| Record list |
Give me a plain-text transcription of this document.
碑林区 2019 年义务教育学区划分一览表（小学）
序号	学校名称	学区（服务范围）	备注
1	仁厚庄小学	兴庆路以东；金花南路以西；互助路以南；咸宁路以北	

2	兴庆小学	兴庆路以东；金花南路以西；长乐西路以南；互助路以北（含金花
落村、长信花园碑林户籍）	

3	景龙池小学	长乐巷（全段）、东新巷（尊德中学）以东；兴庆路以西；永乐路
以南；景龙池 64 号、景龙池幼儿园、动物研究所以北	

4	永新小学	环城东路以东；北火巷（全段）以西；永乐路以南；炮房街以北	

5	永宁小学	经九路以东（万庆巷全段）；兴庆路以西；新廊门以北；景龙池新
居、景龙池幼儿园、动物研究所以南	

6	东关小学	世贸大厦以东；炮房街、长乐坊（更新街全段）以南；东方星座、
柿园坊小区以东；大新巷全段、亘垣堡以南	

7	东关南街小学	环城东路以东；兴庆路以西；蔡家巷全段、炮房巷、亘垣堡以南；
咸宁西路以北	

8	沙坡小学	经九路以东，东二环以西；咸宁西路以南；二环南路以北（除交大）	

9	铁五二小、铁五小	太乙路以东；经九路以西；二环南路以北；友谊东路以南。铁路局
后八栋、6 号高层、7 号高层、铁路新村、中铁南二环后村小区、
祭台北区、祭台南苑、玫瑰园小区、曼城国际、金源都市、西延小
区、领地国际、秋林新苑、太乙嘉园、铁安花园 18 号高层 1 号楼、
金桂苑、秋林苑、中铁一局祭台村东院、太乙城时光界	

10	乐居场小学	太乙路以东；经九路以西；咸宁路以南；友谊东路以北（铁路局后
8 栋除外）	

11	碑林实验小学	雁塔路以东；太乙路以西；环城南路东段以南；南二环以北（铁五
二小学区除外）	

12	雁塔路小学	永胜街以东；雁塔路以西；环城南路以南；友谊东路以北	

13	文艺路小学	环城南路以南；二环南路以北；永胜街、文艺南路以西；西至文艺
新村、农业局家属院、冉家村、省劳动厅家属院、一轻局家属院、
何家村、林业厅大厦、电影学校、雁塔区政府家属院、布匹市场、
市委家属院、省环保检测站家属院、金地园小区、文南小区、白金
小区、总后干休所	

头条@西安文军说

| To do |
Print out the whole listing exactly as it appears.

| Final result |
Give me a plain-text transcription of this document.
碑林区 2019 年义务教育学区划分一览表（小学）
序号	学校名称	学区（服务范围）	备注
1	仁厚庄小学	兴庆路以东；金花南路以西；互助路以南；咸宁路以北	

2	兴庆小学	兴庆路以东；金花南路以西；长乐西路以南；互助路以北（含金花
落村、长信花园碑林户籍）	

3	景龙池小学	长乐巷（全段）、东新巷（尊德中学）以东；兴庆路以西；永乐路
以南；景龙池 64 号、景龙池幼儿园、动物研究所以北	

4	永新小学	环城东路以东；北火巷（全段）以西；永乐路以南；炮房街以北	

5	永宁小学	经九路以东（万庆巷全段）；兴庆路以西；新廊门以北；景龙池新
居、景龙池幼儿园、动物研究所以南	

6	东关小学	世贸大厦以东；炮房街、长乐坊（更新街全段）以南；东方星座、
柿园坊小区以东；大新巷全段、亘垣堡以南	

7	东关南街小学	环城东路以东；兴庆路以西；蔡家巷全段、炮房巷、亘垣堡以南；
咸宁西路以北	

8	沙坡小学	经九路以东，东二环以西；咸宁西路以南；二环南路以北（除交大）	

9	铁五二小、铁五小	太乙路以东；经九路以西；二环南路以北；友谊东路以南。铁路局
后八栋、6 号高层、7 号高层、铁路新村、中铁南二环后村小区、
祭台北区、祭台南苑、玫瑰园小区、曼城国际、金源都市、西延小
区、领地国际、秋林新苑、太乙嘉园、铁安花园 18 号高层 1 号楼、
金桂苑、秋林苑、中铁一局祭台村东院、太乙城时光界	

10	乐居场小学	太乙路以东；经九路以西；咸宁路以南；友谊东路以北（铁路局后
8 栋除外）	

11	碑林实验小学	雁塔路以东；太乙路以西；环城南路东段以南；南二环以北（铁五
二小学区除外）	

12	雁塔路小学	永胜街以东；雁塔路以西；环城南路以南；友谊东路以北	

13	文艺路小学	环城南路以南；二环南路以北；永胜街、文艺南路以西；西至文艺
新村、农业局家属院、冉家村、省劳动厅家属院、一轻局家属院、
何家村、林业厅大厦、电影学校、雁塔区政府家属院、布匹市场、
市委家属院、省环保检测站家属院、金地园小区、文南小区、白金
小区、总后干休所	

头条@西安文军说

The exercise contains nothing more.